▶ [Task objective] Quote word for word from the line holding "Transcribe the text in this document." to the last line below, including both, and omit any pictures.

▶ [Source material]
** begin **

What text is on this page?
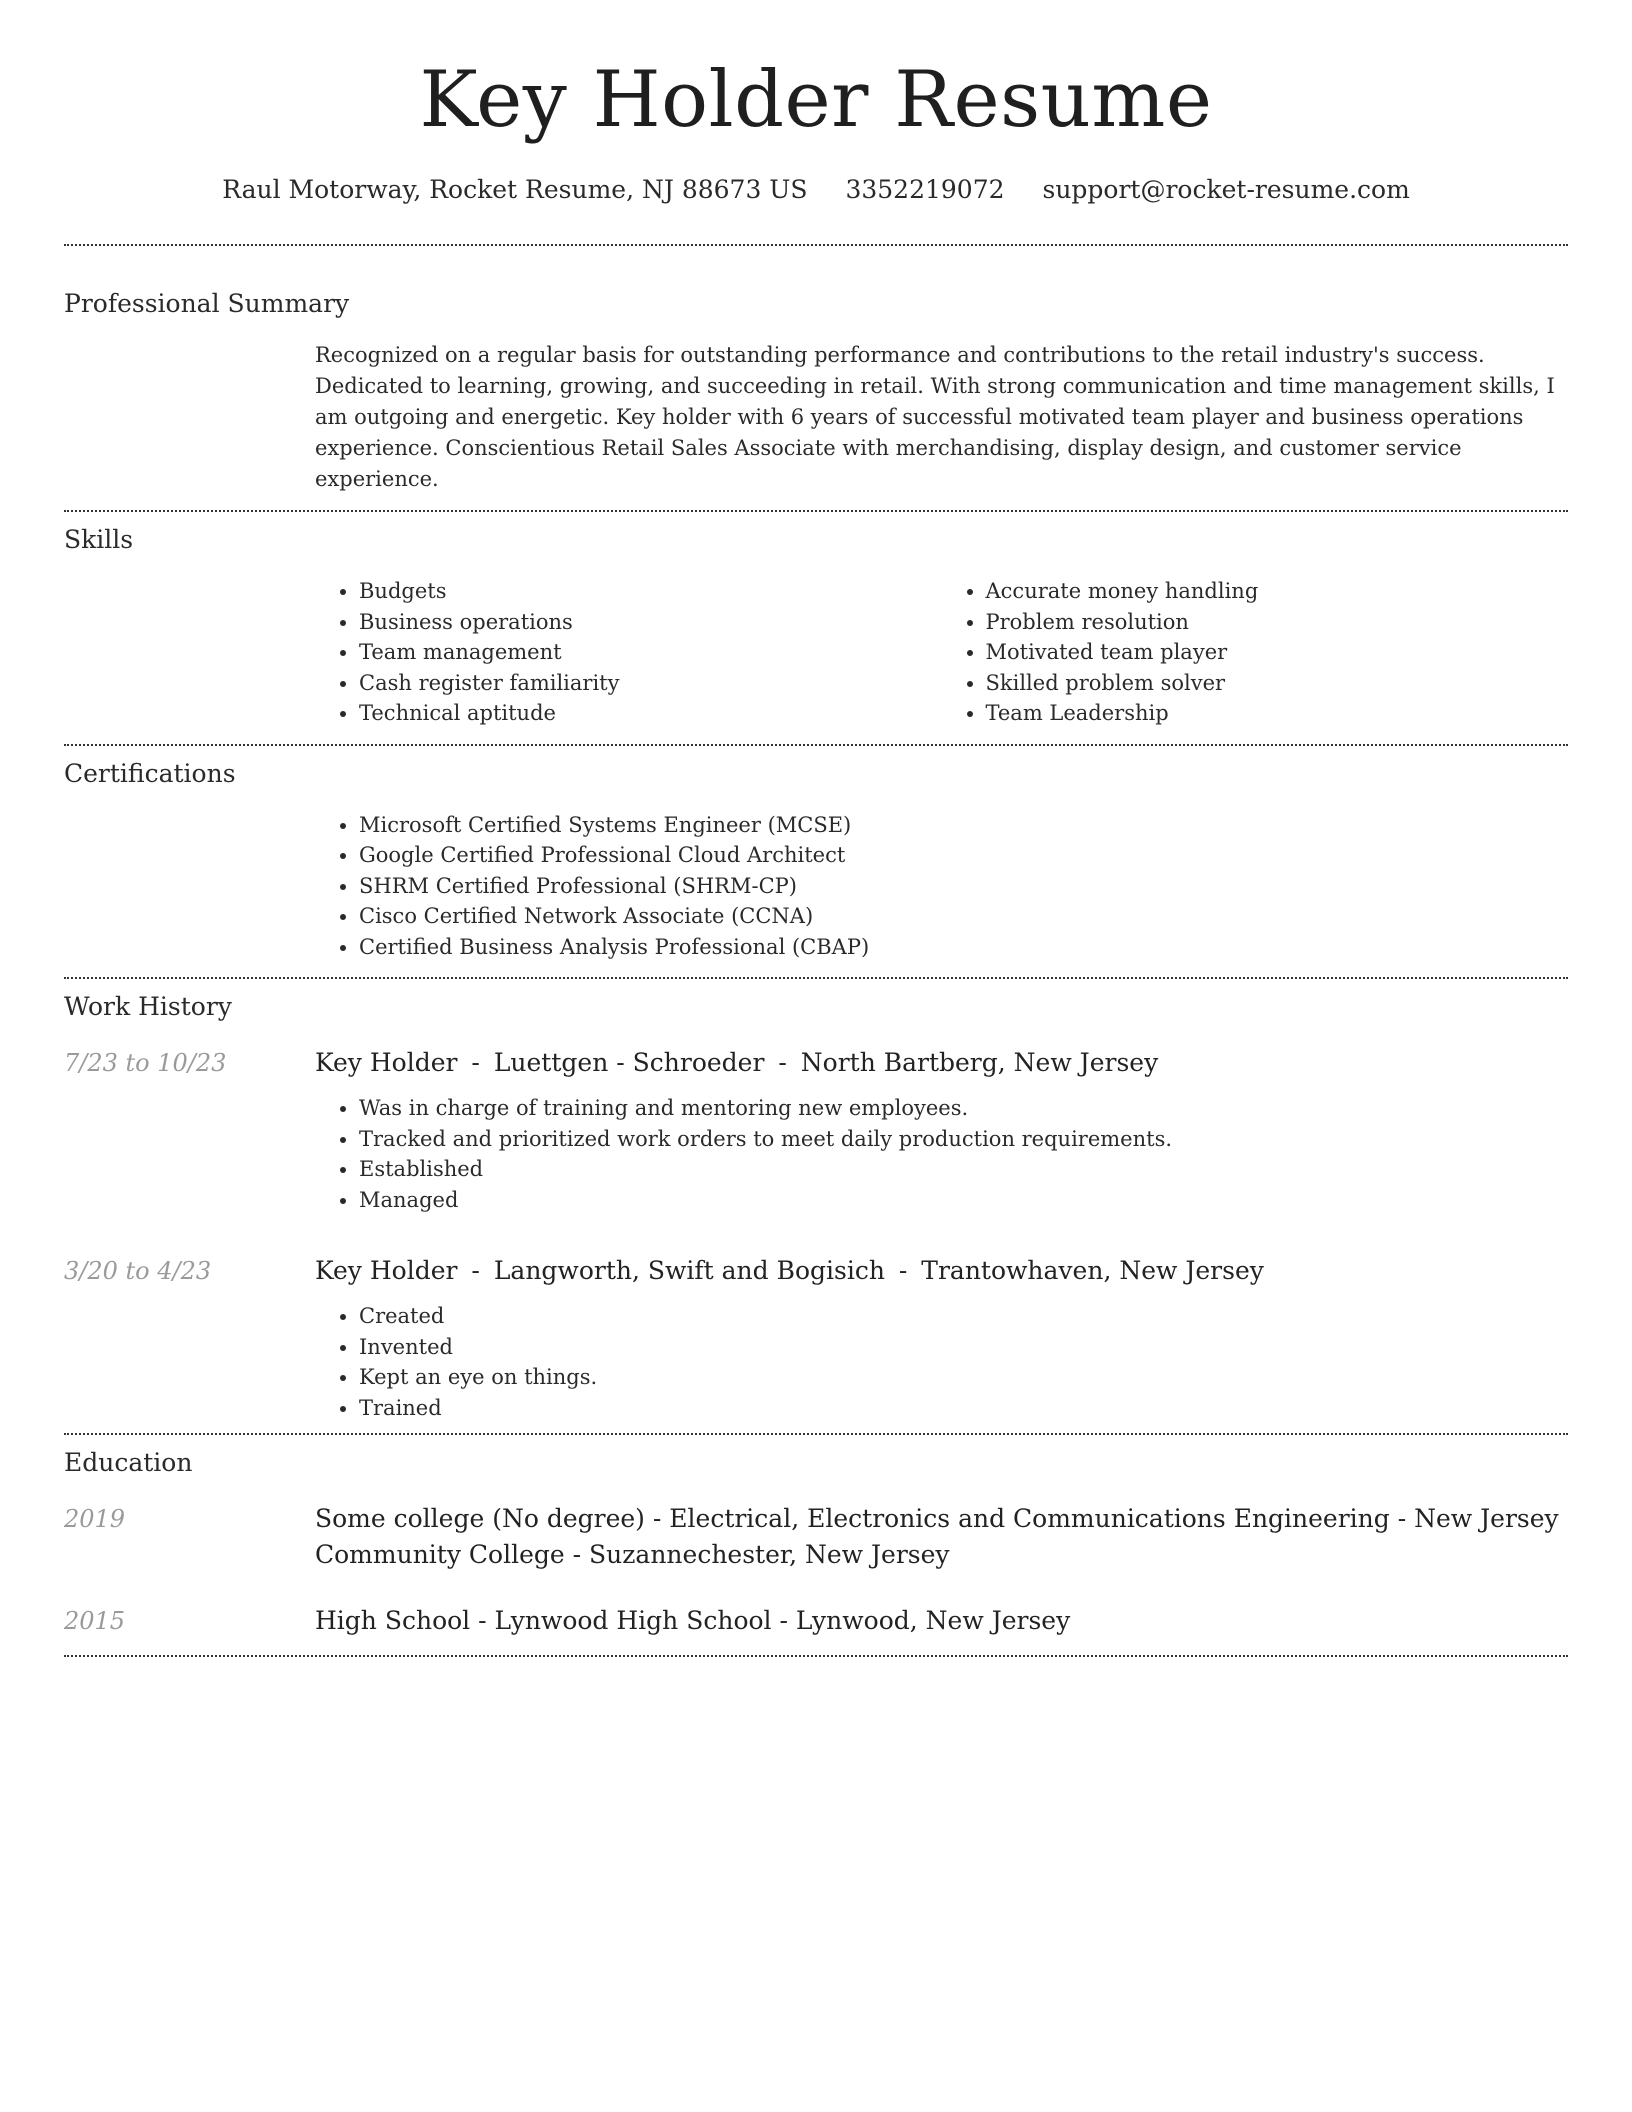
Key Holder Resume
Raul Motorway, Rocket Resume, NJ 88673 US 3352219072 support@rocket-resume.com
Professional Summary

Recognized on a regular basis for outstanding performance and contributions to the retail industry's success. Dedicated to learning, growing, and succeeding in retail. With strong communication and time management skills, I am outgoing and energetic. Key holder with 6 years of successful motivated team player and business operations experience. Conscientious Retail Sales Associate with merchandising, display design, and customer service experience.

Skills
• Budgets
• Business operations
• Team management
• Cash register familiarity
• Technical aptitude
• Accurate money handling
• Problem resolution
• Motivated team player
• Skilled problem solver
• Team Leadership
Certifications
• Microsoft Certified Systems Engineer (MCSE)
• Google Certified Professional Cloud Architect
• SHRM Certified Professional (SHRM-CP)
• Cisco Certified Network Associate (CCNA)
• Certified Business Analysis Professional (CBAP)
Work History
7/23 to 10/23	Key Holder - Luettgen - Schroeder - North Bartberg, New Jersey
• Was in charge of training and mentoring new employees.
• Tracked and prioritized work orders to meet daily production requirements.
• Established
• Managed
3/20 to 4/23	Key Holder - Langworth, Swift and Bogisich - Trantowhaven, New Jersey
• Created
• Invented
• Kept an eye on things.
• Trained
Education
2019	Some college (No degree) - Electrical, Electronics and Communications Engineering - New Jersey Community College - Suzannechester, New Jersey
2015	High School - Lynwood High School - Lynwood, New Jersey
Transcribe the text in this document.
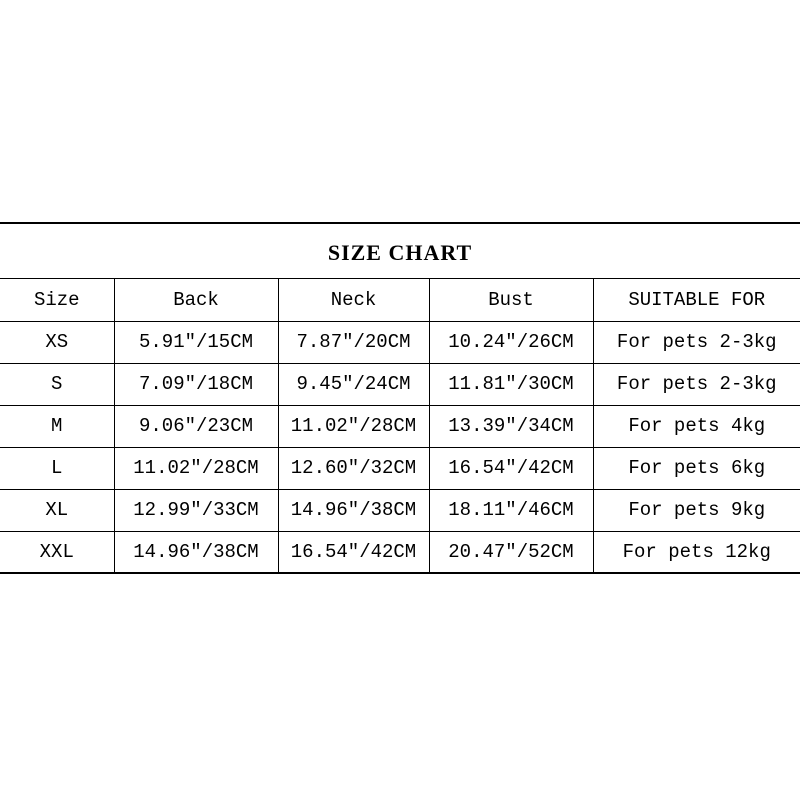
SIZE CHART
Size	Back	Neck	Bust	SUITABLE FOR
XS	5.91″/15CM	7.87″/20CM	10.24″/26CM	For pets 2-3kg
S	7.09″/18CM	9.45″/24CM	11.81″/30CM	For pets 2-3kg
M	9.06″/23CM	11.02″/28CM	13.39″/34CM	For pets 4kg
L	11.02″/28CM	12.60″/32CM	16.54″/42CM	For pets 6kg
XL	12.99″/33CM	14.96″/38CM	18.11″/46CM	For pets 9kg
XXL	14.96″/38CM	16.54″/42CM	20.47″/52CM	For pets 12kg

** end **

▶ [Written reply]
Transcribe the text in this document.
SIZE CHART
Size	Back	Neck	Bust	SUITABLE FOR
XS	5.91″/15CM	7.87″/20CM	10.24″/26CM	For pets 2-3kg
S	7.09″/18CM	9.45″/24CM	11.81″/30CM	For pets 2-3kg
M	9.06″/23CM	11.02″/28CM	13.39″/34CM	For pets 4kg
L	11.02″/28CM	12.60″/32CM	16.54″/42CM	For pets 6kg
XL	12.99″/33CM	14.96″/38CM	18.11″/46CM	For pets 9kg
XXL	14.96″/38CM	16.54″/42CM	20.47″/52CM	For pets 12kg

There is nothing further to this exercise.